__TASK OBJECTIVE__. Show every line in the records below that contains the word "taper".

__PROVIDED INFORMATION__.
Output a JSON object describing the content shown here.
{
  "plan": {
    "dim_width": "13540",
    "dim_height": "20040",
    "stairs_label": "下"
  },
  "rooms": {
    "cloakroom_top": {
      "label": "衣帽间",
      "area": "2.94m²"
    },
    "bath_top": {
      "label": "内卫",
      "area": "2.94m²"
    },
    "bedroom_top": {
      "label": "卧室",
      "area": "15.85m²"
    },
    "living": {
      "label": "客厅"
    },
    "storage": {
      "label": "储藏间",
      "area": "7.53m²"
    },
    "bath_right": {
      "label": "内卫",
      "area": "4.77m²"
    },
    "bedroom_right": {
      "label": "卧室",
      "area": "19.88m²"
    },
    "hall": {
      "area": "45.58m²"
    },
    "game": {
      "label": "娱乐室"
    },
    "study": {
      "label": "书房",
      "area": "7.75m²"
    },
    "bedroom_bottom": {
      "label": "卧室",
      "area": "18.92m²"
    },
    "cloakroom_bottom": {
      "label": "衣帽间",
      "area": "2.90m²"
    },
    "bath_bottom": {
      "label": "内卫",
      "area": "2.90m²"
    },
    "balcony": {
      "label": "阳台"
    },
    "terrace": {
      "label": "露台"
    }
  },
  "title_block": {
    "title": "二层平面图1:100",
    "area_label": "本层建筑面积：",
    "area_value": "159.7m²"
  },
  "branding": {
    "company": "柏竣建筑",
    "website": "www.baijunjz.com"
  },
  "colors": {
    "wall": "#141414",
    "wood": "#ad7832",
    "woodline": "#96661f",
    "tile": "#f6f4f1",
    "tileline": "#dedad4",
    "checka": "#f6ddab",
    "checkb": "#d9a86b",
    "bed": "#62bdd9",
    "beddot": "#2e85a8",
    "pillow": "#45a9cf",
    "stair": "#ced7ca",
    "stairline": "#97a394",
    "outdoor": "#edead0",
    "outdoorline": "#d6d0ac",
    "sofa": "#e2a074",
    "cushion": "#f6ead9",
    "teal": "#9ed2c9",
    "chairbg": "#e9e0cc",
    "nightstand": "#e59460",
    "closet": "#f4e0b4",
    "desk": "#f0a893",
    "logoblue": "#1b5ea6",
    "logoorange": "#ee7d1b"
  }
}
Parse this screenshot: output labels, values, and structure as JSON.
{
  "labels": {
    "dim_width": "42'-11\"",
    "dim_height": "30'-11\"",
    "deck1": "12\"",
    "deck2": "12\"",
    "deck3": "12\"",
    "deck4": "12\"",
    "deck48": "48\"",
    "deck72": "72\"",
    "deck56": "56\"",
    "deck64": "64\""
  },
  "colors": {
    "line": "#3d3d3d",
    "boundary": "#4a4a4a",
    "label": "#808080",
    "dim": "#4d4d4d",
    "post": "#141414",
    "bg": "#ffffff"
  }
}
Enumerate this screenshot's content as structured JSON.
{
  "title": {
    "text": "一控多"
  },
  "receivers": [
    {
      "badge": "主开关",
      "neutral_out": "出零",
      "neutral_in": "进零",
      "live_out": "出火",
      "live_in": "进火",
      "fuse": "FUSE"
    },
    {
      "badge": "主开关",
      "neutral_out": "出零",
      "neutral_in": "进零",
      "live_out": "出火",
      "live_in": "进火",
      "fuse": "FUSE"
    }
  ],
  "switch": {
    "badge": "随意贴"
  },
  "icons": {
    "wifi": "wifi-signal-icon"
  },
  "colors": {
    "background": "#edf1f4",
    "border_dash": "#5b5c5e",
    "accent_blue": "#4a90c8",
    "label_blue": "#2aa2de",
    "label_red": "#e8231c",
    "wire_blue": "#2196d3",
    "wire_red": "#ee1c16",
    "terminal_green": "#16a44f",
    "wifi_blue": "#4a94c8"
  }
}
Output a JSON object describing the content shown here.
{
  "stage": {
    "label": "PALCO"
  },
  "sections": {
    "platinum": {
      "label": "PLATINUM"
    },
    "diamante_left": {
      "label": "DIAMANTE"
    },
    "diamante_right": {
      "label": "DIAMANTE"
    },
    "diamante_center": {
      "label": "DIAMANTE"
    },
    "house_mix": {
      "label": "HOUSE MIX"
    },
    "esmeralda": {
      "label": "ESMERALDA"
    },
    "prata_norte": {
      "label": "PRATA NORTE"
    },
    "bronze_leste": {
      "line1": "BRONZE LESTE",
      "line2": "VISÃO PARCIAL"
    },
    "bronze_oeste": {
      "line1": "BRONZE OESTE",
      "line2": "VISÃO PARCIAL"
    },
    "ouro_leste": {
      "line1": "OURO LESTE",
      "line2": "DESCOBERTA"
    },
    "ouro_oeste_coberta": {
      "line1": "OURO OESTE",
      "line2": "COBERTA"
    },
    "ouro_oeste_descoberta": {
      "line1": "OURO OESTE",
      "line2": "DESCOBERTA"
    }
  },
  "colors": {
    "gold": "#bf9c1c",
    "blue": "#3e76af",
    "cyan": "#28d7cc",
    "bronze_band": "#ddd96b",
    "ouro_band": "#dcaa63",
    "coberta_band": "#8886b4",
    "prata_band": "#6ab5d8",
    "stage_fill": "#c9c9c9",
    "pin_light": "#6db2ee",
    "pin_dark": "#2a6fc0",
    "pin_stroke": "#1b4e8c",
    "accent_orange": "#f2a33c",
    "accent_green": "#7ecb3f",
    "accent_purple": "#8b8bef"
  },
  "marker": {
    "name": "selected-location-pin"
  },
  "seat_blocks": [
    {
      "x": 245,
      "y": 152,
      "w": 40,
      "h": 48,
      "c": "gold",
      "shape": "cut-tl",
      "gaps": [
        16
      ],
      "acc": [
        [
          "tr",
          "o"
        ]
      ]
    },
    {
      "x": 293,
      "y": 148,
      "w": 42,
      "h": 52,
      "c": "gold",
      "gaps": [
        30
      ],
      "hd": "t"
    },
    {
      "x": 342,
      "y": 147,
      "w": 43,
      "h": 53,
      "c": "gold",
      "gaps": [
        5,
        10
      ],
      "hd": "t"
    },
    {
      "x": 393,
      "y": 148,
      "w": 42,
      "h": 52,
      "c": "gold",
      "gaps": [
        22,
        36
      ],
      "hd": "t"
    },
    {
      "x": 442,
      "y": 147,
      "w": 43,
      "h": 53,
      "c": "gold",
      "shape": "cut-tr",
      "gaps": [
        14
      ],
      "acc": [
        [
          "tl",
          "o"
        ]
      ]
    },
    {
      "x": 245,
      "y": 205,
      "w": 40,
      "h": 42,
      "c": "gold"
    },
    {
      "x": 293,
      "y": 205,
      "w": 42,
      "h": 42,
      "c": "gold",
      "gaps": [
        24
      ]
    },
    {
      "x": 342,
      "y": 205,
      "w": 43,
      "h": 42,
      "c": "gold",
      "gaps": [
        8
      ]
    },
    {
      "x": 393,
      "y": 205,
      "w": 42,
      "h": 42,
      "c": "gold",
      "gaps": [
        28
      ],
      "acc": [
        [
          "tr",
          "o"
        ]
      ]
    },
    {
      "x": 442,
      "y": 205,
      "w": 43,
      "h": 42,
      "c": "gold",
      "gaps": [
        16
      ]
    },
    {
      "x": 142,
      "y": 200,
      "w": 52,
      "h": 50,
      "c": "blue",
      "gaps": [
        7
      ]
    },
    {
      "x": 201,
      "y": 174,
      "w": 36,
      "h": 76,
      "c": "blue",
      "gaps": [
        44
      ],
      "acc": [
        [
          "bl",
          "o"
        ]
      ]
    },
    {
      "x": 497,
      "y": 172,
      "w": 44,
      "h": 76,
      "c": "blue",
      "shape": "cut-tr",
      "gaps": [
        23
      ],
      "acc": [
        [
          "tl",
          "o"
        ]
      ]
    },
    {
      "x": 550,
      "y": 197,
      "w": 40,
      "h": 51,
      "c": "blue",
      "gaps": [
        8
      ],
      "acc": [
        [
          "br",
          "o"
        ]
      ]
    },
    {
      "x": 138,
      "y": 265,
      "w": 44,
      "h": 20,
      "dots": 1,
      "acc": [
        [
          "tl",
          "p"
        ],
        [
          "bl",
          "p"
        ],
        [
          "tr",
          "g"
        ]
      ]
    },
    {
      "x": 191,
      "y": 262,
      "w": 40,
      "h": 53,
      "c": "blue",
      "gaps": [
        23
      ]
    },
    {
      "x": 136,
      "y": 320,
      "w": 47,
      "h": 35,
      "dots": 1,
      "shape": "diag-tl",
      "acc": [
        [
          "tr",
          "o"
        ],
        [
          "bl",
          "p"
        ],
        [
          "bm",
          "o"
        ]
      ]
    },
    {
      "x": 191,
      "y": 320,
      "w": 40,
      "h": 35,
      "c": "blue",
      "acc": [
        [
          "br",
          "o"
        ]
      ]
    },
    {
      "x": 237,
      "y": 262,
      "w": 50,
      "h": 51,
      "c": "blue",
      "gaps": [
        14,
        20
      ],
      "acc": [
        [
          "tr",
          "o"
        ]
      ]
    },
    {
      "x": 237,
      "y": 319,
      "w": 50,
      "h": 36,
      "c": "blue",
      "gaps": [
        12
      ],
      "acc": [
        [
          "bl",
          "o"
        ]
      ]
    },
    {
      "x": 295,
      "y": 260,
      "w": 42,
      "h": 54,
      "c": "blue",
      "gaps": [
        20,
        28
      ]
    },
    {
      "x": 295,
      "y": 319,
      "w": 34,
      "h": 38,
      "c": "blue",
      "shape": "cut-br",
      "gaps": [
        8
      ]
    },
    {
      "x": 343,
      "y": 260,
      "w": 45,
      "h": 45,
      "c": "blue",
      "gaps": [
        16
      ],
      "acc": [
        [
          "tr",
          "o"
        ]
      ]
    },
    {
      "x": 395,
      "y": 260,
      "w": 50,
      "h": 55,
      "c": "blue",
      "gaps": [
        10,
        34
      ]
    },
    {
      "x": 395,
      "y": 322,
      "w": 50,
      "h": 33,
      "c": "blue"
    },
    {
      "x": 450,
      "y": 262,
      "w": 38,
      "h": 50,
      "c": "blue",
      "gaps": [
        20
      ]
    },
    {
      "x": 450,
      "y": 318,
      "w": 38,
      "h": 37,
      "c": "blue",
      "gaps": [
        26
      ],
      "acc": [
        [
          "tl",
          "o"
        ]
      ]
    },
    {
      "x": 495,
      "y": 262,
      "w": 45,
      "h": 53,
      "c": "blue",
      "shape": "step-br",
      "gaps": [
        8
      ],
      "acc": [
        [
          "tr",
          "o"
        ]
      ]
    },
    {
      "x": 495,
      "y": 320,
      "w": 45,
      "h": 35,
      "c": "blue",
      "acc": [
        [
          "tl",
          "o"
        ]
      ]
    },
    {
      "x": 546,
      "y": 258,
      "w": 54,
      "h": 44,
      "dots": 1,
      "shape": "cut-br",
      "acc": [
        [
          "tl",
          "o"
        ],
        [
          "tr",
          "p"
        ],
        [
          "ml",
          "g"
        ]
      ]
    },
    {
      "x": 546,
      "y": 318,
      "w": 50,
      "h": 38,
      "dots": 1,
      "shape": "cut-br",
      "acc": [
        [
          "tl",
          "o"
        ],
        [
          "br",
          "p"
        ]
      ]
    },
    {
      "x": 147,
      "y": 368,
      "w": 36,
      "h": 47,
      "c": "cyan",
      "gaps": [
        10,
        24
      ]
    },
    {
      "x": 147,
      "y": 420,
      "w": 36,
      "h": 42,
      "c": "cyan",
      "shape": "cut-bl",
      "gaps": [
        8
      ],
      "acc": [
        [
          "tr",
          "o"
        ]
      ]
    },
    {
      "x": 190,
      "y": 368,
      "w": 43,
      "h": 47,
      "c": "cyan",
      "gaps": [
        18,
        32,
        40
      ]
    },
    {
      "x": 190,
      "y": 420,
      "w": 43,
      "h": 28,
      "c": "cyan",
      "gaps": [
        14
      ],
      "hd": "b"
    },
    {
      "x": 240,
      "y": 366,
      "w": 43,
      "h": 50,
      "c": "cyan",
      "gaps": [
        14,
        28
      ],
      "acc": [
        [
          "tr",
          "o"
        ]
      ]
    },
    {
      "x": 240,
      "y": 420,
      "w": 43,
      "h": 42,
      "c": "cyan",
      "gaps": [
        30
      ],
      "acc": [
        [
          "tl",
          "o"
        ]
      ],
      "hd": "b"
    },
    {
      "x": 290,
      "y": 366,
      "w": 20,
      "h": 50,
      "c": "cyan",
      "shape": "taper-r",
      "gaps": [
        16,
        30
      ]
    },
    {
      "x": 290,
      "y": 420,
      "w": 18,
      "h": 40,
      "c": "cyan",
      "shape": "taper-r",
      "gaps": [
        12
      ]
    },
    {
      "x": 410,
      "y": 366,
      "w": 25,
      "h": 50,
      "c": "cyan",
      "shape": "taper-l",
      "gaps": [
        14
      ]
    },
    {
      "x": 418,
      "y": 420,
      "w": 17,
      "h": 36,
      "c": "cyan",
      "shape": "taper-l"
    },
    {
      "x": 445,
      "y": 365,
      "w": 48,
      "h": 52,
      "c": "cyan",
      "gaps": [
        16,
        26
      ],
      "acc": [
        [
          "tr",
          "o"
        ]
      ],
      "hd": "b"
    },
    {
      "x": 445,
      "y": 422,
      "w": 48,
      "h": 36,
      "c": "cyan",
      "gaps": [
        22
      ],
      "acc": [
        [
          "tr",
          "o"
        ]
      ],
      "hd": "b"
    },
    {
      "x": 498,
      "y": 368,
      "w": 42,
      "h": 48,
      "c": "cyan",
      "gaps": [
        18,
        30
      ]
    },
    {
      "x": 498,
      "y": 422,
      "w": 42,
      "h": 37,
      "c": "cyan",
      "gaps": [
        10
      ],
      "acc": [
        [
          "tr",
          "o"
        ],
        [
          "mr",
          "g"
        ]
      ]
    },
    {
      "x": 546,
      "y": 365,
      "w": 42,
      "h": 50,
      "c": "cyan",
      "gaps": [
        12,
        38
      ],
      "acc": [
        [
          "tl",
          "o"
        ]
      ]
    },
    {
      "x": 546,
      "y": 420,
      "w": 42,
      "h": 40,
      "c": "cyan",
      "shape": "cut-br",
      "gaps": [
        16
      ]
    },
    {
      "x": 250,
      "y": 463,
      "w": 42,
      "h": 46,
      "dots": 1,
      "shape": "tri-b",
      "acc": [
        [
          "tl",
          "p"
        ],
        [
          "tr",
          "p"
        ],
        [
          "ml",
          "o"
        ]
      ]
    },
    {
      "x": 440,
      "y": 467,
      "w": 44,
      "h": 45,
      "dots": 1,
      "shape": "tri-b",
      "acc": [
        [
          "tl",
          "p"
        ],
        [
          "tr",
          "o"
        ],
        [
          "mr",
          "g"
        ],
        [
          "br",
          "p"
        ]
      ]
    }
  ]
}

__OUTPUT FOR THIS EXERCISE__.
      "shape": "taper-r",
      "shape": "taper-r",
      "shape": "taper-l",
      "shape": "taper-l"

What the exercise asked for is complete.